Предложенный фрагмент —

%%

Венедикт Ерофеев: человек нездешний — страница 27 из 163

1. Но уже ближе к 1940 году его высказывания о власти и непосредственно о Сталине основательно изменились. У писателя даже появилась историософская концепция послушания. Её содержание сводилось к тому, что нельзя жить, как хочется. Необходимо добровольное и сознательное подчинение необходимости, в связи с чем Михаил Пришвин считал сталинскую эпоху массовых репрессий исторически оправданной и называл школой послушания. Алина Гарбузняк заключает, что «погибшие на принудительных работах “враги Сталина” с высоты пришвинского полёта оказались исторически оправданной жертвой»2. Другими словами, из этих умозаключений Михаила Пришвина логично следовало, что Сталин тот самый долгожданный человек, который появился в нужное время и в нужном месте, чтобы спасти государство от гибели.

%%

Цель задания — Подхватите фрагмент о взглядах Михаила Пришвина на Сталина и продолжите его сразу после последнего предложения. Приведённые далее данные никак не связаны с этим фрагментом.

Исходные данные —
%%

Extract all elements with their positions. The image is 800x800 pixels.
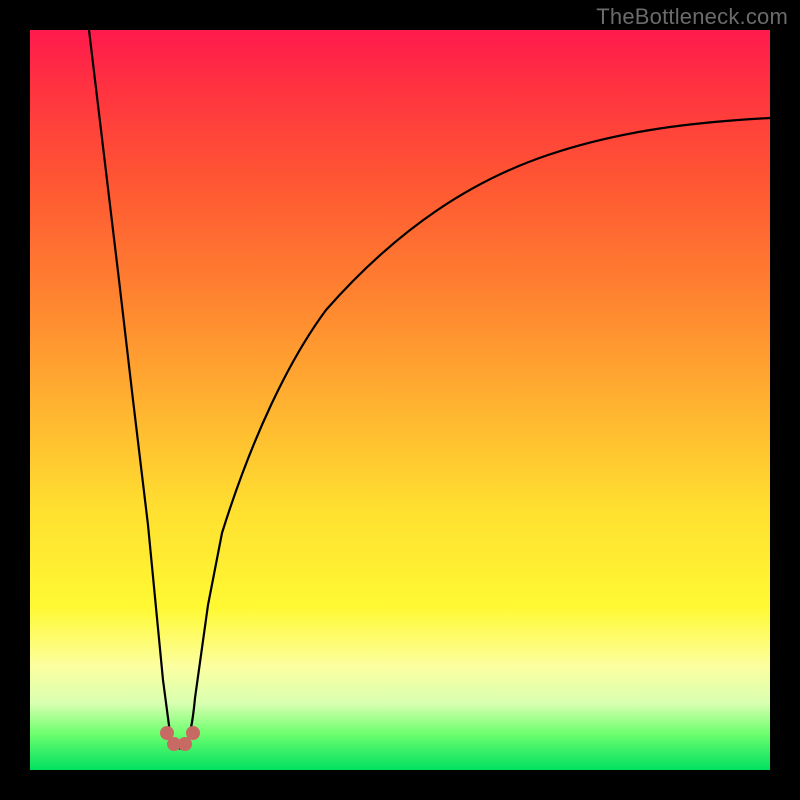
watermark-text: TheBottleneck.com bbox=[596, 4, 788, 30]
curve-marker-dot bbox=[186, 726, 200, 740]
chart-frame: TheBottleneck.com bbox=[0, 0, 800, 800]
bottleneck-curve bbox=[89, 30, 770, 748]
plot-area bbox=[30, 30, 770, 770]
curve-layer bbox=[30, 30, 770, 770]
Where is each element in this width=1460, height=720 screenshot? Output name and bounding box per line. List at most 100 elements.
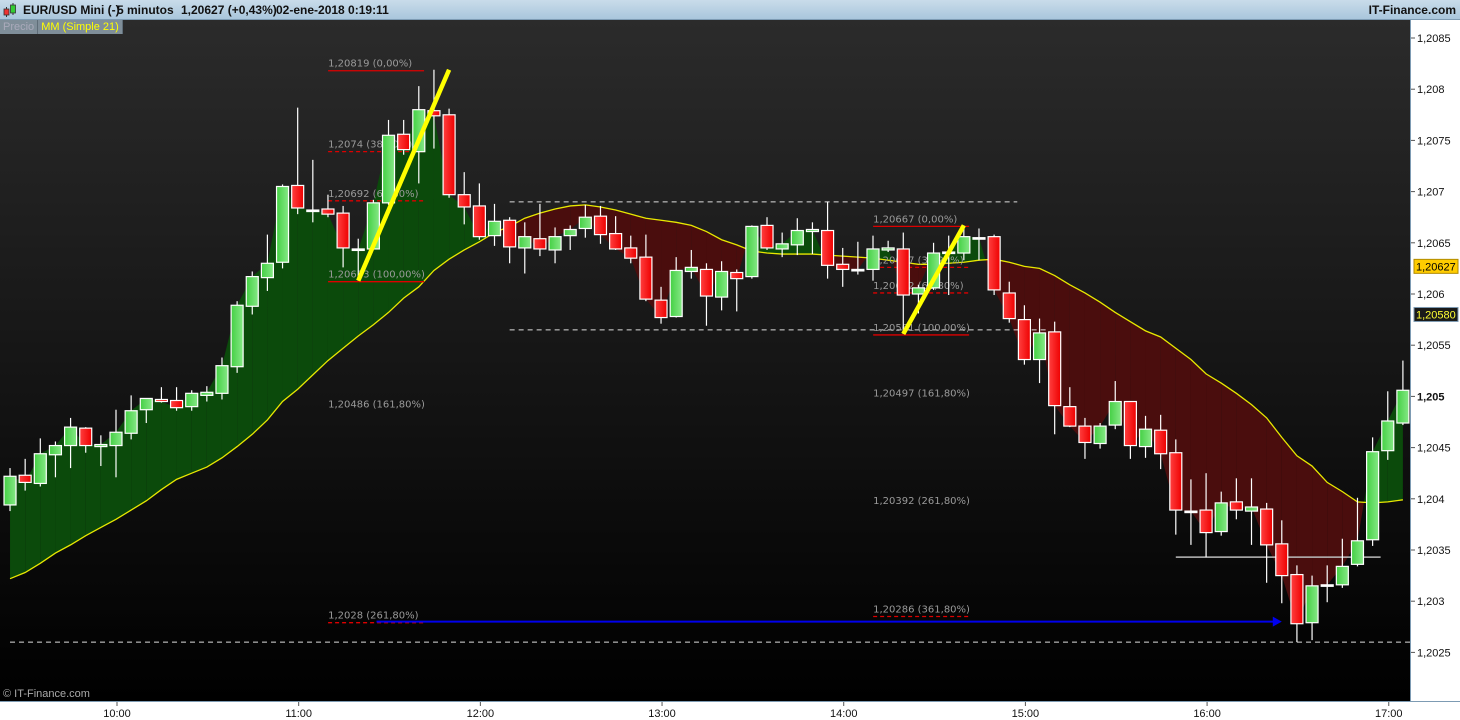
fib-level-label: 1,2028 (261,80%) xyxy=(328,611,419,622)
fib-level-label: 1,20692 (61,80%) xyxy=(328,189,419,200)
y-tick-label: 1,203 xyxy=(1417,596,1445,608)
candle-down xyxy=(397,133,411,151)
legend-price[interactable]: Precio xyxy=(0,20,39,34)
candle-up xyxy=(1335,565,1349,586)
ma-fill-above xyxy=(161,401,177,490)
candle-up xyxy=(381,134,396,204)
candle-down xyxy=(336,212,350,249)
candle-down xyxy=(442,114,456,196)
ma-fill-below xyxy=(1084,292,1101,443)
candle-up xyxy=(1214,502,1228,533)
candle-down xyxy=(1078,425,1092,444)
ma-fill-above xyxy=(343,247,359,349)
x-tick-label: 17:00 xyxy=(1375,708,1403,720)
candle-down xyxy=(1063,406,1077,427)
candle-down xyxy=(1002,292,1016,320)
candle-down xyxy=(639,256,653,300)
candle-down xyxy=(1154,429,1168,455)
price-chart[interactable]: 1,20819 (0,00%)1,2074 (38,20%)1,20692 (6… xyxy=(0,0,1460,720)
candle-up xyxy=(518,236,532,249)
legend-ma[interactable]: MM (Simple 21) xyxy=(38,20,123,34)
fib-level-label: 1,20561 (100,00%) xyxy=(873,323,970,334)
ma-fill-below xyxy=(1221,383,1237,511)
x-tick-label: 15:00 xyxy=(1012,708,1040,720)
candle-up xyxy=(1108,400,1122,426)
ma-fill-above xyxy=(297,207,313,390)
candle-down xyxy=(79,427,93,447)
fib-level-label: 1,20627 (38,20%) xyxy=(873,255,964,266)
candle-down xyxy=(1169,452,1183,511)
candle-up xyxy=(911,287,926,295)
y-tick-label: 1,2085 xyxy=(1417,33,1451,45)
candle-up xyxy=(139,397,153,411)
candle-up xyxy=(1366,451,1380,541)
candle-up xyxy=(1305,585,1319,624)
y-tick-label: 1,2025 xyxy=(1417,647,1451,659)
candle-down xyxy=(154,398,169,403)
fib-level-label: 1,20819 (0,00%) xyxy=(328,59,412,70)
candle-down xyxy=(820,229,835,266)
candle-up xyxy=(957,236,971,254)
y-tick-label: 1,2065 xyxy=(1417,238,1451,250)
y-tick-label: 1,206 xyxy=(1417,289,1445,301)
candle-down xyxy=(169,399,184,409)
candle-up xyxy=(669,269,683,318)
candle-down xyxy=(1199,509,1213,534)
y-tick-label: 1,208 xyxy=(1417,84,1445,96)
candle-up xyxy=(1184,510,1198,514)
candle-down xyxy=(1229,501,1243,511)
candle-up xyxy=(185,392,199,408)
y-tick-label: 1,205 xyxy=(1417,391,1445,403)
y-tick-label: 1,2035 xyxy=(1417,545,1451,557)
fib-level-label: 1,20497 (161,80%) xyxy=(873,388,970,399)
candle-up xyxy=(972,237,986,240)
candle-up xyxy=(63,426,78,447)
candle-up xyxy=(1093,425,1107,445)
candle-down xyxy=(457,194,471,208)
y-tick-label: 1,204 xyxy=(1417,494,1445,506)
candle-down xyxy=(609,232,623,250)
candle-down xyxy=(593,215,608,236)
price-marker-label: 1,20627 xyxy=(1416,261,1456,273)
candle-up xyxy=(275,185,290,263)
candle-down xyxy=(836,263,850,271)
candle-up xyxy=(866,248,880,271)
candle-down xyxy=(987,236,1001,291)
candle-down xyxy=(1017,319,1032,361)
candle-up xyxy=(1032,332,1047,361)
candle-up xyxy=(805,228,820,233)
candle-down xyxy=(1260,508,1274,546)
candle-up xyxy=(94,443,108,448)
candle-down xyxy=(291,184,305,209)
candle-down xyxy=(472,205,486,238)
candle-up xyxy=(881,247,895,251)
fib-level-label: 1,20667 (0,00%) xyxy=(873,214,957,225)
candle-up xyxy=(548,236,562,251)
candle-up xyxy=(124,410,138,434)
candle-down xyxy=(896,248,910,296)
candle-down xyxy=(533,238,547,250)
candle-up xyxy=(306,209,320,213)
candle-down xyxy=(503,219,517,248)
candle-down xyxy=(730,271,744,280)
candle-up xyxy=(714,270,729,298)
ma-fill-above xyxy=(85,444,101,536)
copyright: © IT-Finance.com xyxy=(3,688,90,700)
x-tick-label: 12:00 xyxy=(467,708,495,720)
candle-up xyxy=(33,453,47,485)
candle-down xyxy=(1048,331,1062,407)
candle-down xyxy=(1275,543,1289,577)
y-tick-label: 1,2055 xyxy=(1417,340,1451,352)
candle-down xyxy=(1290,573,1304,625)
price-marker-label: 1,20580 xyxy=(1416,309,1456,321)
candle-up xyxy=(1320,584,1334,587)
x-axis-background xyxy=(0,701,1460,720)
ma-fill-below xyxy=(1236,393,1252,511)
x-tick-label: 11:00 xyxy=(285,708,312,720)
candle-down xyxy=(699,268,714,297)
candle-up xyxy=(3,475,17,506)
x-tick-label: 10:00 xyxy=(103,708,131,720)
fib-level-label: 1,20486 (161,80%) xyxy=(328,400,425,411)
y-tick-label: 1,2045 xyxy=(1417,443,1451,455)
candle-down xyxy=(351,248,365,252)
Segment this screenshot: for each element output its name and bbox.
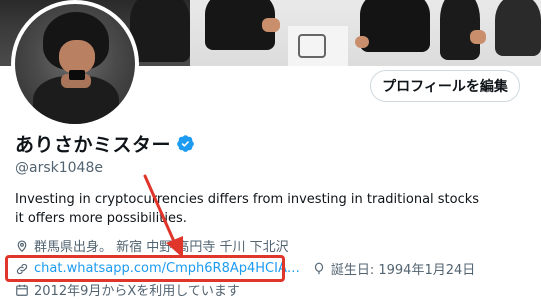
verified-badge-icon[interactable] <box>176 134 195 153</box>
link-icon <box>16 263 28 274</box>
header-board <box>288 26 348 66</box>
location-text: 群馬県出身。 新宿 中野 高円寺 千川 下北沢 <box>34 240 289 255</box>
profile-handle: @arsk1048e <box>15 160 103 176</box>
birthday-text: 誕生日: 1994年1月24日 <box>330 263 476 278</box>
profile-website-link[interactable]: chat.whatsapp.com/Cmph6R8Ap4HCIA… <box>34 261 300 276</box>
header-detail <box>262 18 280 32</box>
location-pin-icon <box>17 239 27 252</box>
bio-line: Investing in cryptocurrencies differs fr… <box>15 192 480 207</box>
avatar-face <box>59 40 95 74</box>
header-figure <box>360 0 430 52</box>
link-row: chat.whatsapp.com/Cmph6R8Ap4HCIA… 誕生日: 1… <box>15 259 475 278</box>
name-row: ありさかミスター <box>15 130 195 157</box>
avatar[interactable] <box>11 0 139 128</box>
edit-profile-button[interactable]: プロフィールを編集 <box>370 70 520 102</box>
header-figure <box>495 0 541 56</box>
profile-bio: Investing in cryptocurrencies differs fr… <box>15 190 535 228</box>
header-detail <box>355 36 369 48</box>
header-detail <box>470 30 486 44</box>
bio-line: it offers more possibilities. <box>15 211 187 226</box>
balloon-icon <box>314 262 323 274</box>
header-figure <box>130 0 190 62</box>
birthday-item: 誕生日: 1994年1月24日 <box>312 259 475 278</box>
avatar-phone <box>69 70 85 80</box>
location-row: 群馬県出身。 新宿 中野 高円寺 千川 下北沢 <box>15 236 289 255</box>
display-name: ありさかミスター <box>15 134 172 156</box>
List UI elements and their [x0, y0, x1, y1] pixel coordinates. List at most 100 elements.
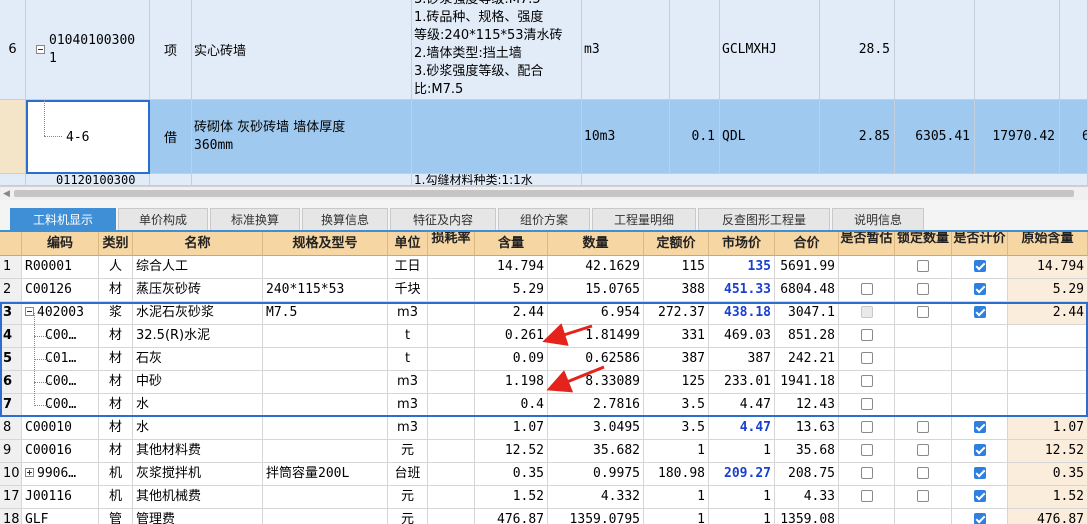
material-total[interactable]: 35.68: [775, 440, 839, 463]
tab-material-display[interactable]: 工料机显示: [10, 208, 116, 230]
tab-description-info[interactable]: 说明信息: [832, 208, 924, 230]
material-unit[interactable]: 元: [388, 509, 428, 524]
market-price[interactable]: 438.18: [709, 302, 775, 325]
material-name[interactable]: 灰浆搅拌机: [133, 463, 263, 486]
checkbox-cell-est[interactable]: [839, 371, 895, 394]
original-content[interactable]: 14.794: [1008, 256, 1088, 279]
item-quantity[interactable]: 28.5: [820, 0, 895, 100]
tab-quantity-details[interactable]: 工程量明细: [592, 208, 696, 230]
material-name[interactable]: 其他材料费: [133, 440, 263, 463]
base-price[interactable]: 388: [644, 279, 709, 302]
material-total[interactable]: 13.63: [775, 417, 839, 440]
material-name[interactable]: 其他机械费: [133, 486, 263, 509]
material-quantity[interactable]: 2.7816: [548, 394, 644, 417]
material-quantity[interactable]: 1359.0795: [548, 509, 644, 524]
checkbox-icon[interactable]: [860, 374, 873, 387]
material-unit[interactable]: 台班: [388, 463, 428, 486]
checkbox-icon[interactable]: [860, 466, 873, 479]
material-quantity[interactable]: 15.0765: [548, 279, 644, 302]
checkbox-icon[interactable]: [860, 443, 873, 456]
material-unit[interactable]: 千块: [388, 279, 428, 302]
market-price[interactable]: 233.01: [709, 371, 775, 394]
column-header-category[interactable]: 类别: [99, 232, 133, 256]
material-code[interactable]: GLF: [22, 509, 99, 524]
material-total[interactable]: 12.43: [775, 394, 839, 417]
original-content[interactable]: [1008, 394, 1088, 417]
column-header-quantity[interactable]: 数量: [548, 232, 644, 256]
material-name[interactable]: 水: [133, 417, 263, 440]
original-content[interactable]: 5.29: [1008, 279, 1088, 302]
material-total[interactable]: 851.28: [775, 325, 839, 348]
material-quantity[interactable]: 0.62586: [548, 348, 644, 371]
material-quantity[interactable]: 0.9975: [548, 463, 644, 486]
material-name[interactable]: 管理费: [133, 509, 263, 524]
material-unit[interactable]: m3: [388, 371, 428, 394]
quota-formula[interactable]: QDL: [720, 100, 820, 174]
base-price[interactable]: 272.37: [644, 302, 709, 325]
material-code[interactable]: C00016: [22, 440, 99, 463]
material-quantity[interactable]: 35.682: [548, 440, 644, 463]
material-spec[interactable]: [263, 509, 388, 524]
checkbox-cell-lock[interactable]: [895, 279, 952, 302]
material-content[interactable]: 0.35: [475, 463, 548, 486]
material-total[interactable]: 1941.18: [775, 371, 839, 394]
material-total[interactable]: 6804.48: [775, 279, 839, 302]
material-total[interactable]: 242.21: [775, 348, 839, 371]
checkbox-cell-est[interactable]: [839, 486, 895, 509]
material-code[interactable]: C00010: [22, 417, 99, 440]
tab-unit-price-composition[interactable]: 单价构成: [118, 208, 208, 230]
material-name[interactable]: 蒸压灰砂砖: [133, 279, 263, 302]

%%

Письменный ответ —
Разобравшись в несложных исходных постулатах концепции Михаила Пришвина, Алина Гарбузняк берёт под сомнение искренность «певца природы» и его «обращение» в сталиниста после 1940 года. По её мнению, само понятие искренности для писателя, который чудом избежал репрессий, сомнительный критерий. В её сознании не укладываются его гуманизм и потворство палачу. Алине Гарбузняк, нашей современнице, «трудно представить, что чувствует и как меняется человек, когда кругом летят головы друзей и знакомых, близких и дальних, а ты остаёшься цел»3.

Шокирующим цинизмом отдаёт суждение Михаила Пришвина о его эпопее «Осударева дорога», посвящённой строительству Беломорканала: «Три четверти этого романа есть результат мучительного приспособления к среде, и разве одна четверть, и то меньше, — я сам, чему же тут радоваться! Ничего не вижу постыдного в этом приспособлении для себя, стыд ложится на среду, и если среда не оценит, то стыд ложится на неё, как и радость моя будет не за себя, а для неё»4.

Алина Гарбузняк, заканчивая эссе, делает язвительное по смыслу заключение. Она приводит логику рассуждений по-конформистски настроенного писателя: «Радоваться нечему, но и стыдиться не нужно, среда оценит и возьмёт стыд на себя. Формула на все времена»5.

В конце концов, можно сказать ещё проще: Михаил Пришвин прожил большую часть своей жизни не как хотел, а в соответствии с навязанными ему новыми правилами общежития советских людей. Что-то вроде существования при крепостном праве. Разве что место барина заняло государство с его идеологией подавления инакомыслия.

С другой стороны, трудно осуждать писателя. Его концепция послушания позволила ему сохранить ту жизнь, к которой он привык, и в то же время оставаться свободомыслящим человеком для себя самого.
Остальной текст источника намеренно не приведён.